┌──
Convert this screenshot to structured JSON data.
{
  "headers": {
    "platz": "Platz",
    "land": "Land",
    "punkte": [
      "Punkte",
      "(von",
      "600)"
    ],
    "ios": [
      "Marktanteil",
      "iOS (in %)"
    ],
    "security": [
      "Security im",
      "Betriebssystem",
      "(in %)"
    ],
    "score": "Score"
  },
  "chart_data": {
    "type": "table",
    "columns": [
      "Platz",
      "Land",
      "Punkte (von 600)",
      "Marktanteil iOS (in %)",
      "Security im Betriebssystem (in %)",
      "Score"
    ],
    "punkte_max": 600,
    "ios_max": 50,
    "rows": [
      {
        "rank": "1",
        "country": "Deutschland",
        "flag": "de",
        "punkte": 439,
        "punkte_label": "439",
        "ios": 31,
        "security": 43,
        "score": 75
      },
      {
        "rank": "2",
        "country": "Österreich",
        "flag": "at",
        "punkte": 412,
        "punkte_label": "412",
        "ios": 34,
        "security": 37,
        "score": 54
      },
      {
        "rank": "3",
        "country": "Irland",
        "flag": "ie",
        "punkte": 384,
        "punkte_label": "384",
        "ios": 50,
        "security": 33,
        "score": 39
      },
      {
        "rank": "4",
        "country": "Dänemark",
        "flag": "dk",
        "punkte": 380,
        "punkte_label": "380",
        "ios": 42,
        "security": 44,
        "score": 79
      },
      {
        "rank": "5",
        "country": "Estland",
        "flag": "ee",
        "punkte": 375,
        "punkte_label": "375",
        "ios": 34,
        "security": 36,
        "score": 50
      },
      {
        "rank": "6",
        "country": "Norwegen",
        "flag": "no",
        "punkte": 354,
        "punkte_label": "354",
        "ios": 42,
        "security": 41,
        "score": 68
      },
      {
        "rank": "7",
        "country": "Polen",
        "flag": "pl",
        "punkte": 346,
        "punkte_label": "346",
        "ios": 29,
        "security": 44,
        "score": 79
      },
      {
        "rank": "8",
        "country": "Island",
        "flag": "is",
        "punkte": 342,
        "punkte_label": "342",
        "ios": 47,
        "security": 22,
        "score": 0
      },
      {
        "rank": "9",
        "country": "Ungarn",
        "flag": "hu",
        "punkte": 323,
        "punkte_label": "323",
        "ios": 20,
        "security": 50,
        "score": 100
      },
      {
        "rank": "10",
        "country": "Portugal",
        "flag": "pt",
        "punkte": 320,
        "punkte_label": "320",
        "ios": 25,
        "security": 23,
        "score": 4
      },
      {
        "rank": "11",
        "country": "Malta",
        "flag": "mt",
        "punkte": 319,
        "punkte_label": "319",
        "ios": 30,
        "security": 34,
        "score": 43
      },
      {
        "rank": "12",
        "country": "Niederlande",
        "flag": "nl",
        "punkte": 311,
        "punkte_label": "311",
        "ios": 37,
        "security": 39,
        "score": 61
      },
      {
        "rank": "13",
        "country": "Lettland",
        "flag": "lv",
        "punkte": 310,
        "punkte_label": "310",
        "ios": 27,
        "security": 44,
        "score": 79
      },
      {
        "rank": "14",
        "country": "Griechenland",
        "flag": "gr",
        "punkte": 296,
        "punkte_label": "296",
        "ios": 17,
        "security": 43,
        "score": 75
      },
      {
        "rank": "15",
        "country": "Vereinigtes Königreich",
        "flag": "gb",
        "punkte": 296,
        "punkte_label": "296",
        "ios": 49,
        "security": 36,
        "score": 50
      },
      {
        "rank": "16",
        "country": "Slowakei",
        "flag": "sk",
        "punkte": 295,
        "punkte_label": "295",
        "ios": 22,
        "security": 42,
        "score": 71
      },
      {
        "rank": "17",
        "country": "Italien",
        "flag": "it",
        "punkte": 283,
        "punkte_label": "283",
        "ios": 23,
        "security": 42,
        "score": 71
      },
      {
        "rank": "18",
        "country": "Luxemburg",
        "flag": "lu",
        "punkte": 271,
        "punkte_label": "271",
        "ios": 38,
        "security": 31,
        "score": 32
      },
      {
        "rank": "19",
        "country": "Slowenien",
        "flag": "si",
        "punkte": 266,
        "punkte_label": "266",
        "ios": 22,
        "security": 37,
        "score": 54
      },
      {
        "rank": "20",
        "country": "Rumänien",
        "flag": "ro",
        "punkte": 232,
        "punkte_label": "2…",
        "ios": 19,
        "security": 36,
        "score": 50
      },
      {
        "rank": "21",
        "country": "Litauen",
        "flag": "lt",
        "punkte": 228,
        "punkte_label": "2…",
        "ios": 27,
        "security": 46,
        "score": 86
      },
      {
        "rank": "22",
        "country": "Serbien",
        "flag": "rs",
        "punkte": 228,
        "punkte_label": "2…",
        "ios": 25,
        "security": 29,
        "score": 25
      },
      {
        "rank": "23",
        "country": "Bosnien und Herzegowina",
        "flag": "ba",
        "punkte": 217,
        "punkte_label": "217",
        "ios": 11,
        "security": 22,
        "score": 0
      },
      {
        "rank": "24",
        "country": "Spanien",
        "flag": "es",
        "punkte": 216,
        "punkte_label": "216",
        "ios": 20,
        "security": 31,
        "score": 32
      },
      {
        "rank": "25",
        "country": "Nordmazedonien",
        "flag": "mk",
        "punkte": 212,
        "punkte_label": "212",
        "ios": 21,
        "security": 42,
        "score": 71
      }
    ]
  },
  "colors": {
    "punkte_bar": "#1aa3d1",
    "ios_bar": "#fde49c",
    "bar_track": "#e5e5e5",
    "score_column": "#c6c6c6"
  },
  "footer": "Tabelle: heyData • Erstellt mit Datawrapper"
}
└──
Exercise instructions: Word for word, quote all of the data above.

Problem solution:
Convert this screenshot to structured JSON data.
{
  "headers": {
    "platz": "Platz",
    "land": "Land",
    "punkte": [
      "Punkte",
      "(von",
      "600)"
    ],
    "ios": [
      "Marktanteil",
      "iOS (in %)"
    ],
    "security": [
      "Security im",
      "Betriebssystem",
      "(in %)"
    ],
    "score": "Score"
  },
  "chart_data": {
    "type": "table",
    "columns": [
      "Platz",
      "Land",
      "Punkte (von 600)",
      "Marktanteil iOS (in %)",
      "Security im Betriebssystem (in %)",
      "Score"
    ],
    "punkte_max": 600,
    "ios_max": 50,
    "rows": [
      {
        "rank": "1",
        "country": "Deutschland",
        "flag": "de",
        "punkte": 439,
        "punkte_label": "439",
        "ios": 31,
        "security": 43,
        "score": 75
      },
      {
        "rank": "2",
        "country": "Österreich",
        "flag": "at",
        "punkte": 412,
        "punkte_label": "412",
        "ios": 34,
        "security": 37,
        "score": 54
      },
      {
        "rank": "3",
        "country": "Irland",
        "flag": "ie",
        "punkte": 384,
        "punkte_label": "384",
        "ios": 50,
        "security": 33,
        "score": 39
      },
      {
        "rank": "4",
        "country": "Dänemark",
        "flag": "dk",
        "punkte": 380,
        "punkte_label": "380",
        "ios": 42,
        "security": 44,
        "score": 79
      },
      {
        "rank": "5",
        "country": "Estland",
        "flag": "ee",
        "punkte": 375,
        "punkte_label": "375",
        "ios": 34,
        "security": 36,
        "score": 50
      },
      {
        "rank": "6",
        "country": "Norwegen",
        "flag": "no",
        "punkte": 354,
        "punkte_label": "354",
        "ios": 42,
        "security": 41,
        "score": 68
      },
      {
        "rank": "7",
        "country": "Polen",
        "flag": "pl",
        "punkte": 346,
        "punkte_label": "346",
        "ios": 29,
        "security": 44,
        "score": 79
      },
      {
        "rank": "8",
        "country": "Island",
        "flag": "is",
        "punkte": 342,
        "punkte_label": "342",
        "ios": 47,
        "security": 22,
        "score": 0
      },
      {
        "rank": "9",
        "country": "Ungarn",
        "flag": "hu",
        "punkte": 323,
        "punkte_label": "323",
        "ios": 20,
        "security": 50,
        "score": 100
      },
      {
        "rank": "10",
        "country": "Portugal",
        "flag": "pt",
        "punkte": 320,
        "punkte_label": "320",
        "ios": 25,
        "security": 23,
        "score": 4
      },
      {
        "rank": "11",
        "country": "Malta",
        "flag": "mt",
        "punkte": 319,
        "punkte_label": "319",
        "ios": 30,
        "security": 34,
        "score": 43
      },
      {
        "rank": "12",
        "country": "Niederlande",
        "flag": "nl",
        "punkte": 311,
        "punkte_label": "311",
        "ios": 37,
        "security": 39,
        "score": 61
      },
      {
        "rank": "13",
        "country": "Lettland",
        "flag": "lv",
        "punkte": 310,
        "punkte_label": "310",
        "ios": 27,
        "security": 44,
        "score": 79
      },
      {
        "rank": "14",
        "country": "Griechenland",
        "flag": "gr",
        "punkte": 296,
        "punkte_label": "296",
        "ios": 17,
        "security": 43,
        "score": 75
      },
      {
        "rank": "15",
        "country": "Vereinigtes Königreich",
        "flag": "gb",
        "punkte": 296,
        "punkte_label": "296",
        "ios": 49,
        "security": 36,
        "score": 50
      },
      {
        "rank": "16",
        "country": "Slowakei",
        "flag": "sk",
        "punkte": 295,
        "punkte_label": "295",
        "ios": 22,
        "security": 42,
        "score": 71
      },
      {
        "rank": "17",
        "country": "Italien",
        "flag": "it",
        "punkte": 283,
        "punkte_label": "283",
        "ios": 23,
        "security": 42,
        "score": 71
      },
      {
        "rank": "18",
        "country": "Luxemburg",
        "flag": "lu",
        "punkte": 271,
        "punkte_label": "271",
        "ios": 38,
        "security": 31,
        "score": 32
      },
      {
        "rank": "19",
        "country": "Slowenien",
        "flag": "si",
        "punkte": 266,
        "punkte_label": "266",
        "ios": 22,
        "security": 37,
        "score": 54
      },
      {
        "rank": "20",
        "country": "Rumänien",
        "flag": "ro",
        "punkte": 232,
        "punkte_label": "2…",
        "ios": 19,
        "security": 36,
        "score": 50
      },
      {
        "rank": "21",
        "country": "Litauen",
        "flag": "lt",
        "punkte": 228,
        "punkte_label": "2…",
        "ios": 27,
        "security": 46,
        "score": 86
      },
      {
        "rank": "22",
        "country": "Serbien",
        "flag": "rs",
        "punkte": 228,
        "punkte_label": "2…",
        "ios": 25,
        "security": 29,
        "score": 25
      },
      {
        "rank": "23",
        "country": "Bosnien und Herzegowina",
        "flag": "ba",
        "punkte": 217,
        "punkte_label": "217",
        "ios": 11,
        "security": 22,
        "score": 0
      },
      {
        "rank": "24",
        "country": "Spanien",
        "flag": "es",
        "punkte": 216,
        "punkte_label": "216",
        "ios": 20,
        "security": 31,
        "score": 32
      },
      {
        "rank": "25",
        "country": "Nordmazedonien",
        "flag": "mk",
        "punkte": 212,
        "punkte_label": "212",
        "ios": 21,
        "security": 42,
        "score": 71
      }
    ]
  },
  "colors": {
    "punkte_bar": "#1aa3d1",
    "ios_bar": "#fde49c",
    "bar_track": "#e5e5e5",
    "score_column": "#c6c6c6"
  },
  "footer": "Tabelle: heyData • Erstellt mit Datawrapper"
}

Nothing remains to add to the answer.